• EXERCISE
Every record must be repeated exactly, with no omission.

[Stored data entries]
···
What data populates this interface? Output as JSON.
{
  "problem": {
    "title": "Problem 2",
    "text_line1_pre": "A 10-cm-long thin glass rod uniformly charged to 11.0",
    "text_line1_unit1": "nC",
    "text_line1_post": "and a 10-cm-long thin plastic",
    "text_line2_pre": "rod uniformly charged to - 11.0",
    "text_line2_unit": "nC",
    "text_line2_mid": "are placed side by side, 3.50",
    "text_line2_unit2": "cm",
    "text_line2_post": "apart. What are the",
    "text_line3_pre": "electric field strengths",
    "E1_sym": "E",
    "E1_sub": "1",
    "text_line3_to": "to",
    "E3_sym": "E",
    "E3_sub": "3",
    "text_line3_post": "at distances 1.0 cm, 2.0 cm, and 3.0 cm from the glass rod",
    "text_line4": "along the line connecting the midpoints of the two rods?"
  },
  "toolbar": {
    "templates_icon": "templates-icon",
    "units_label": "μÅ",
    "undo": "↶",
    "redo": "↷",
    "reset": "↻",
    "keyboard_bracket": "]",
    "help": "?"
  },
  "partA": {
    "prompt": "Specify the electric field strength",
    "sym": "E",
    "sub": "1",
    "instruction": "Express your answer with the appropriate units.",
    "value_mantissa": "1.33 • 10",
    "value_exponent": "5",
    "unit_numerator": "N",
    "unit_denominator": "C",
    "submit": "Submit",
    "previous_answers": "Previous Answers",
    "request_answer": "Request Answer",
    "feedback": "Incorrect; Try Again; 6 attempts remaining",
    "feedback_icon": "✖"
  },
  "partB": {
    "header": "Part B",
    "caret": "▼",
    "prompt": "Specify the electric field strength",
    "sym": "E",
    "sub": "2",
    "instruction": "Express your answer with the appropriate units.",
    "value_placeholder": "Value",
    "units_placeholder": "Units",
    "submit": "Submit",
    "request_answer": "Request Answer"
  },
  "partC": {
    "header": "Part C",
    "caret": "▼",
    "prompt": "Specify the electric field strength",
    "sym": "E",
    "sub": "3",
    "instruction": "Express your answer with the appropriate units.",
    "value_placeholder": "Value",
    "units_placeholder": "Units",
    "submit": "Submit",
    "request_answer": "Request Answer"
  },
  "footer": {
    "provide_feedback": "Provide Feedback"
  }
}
···
• WRITTEN REPLY
What data populates this interface? Output as JSON.
{
  "problem": {
    "title": "Problem 2",
    "text_line1_pre": "A 10-cm-long thin glass rod uniformly charged to 11.0",
    "text_line1_unit1": "nC",
    "text_line1_post": "and a 10-cm-long thin plastic",
    "text_line2_pre": "rod uniformly charged to - 11.0",
    "text_line2_unit": "nC",
    "text_line2_mid": "are placed side by side, 3.50",
    "text_line2_unit2": "cm",
    "text_line2_post": "apart. What are the",
    "text_line3_pre": "electric field strengths",
    "E1_sym": "E",
    "E1_sub": "1",
    "text_line3_to": "to",
    "E3_sym": "E",
    "E3_sub": "3",
    "text_line3_post": "at distances 1.0 cm, 2.0 cm, and 3.0 cm from the glass rod",
    "text_line4": "along the line connecting the midpoints of the two rods?"
  },
  "toolbar": {
    "templates_icon": "templates-icon",
    "units_label": "μÅ",
    "undo": "↶",
    "redo": "↷",
    "reset": "↻",
    "keyboard_bracket": "]",
    "help": "?"
  },
  "partA": {
    "prompt": "Specify the electric field strength",
    "sym": "E",
    "sub": "1",
    "instruction": "Express your answer with the appropriate units.",
    "value_mantissa": "1.33 • 10",
    "value_exponent": "5",
    "unit_numerator": "N",
    "unit_denominator": "C",
    "submit": "Submit",
    "previous_answers": "Previous Answers",
    "request_answer": "Request Answer",
    "feedback": "Incorrect; Try Again; 6 attempts remaining",
    "feedback_icon": "✖"
  },
  "partB": {
    "header": "Part B",
    "caret": "▼",
    "prompt": "Specify the electric field strength",
    "sym": "E",
    "sub": "2",
    "instruction": "Express your answer with the appropriate units.",
    "value_placeholder": "Value",
    "units_placeholder": "Units",
    "submit": "Submit",
    "request_answer": "Request Answer"
  },
  "partC": {
    "header": "Part C",
    "caret": "▼",
    "prompt": "Specify the electric field strength",
    "sym": "E",
    "sub": "3",
    "instruction": "Express your answer with the appropriate units.",
    "value_placeholder": "Value",
    "units_placeholder": "Units",
    "submit": "Submit",
    "request_answer": "Request Answer"
  },
  "footer": {
    "provide_feedback": "Provide Feedback"
  }
}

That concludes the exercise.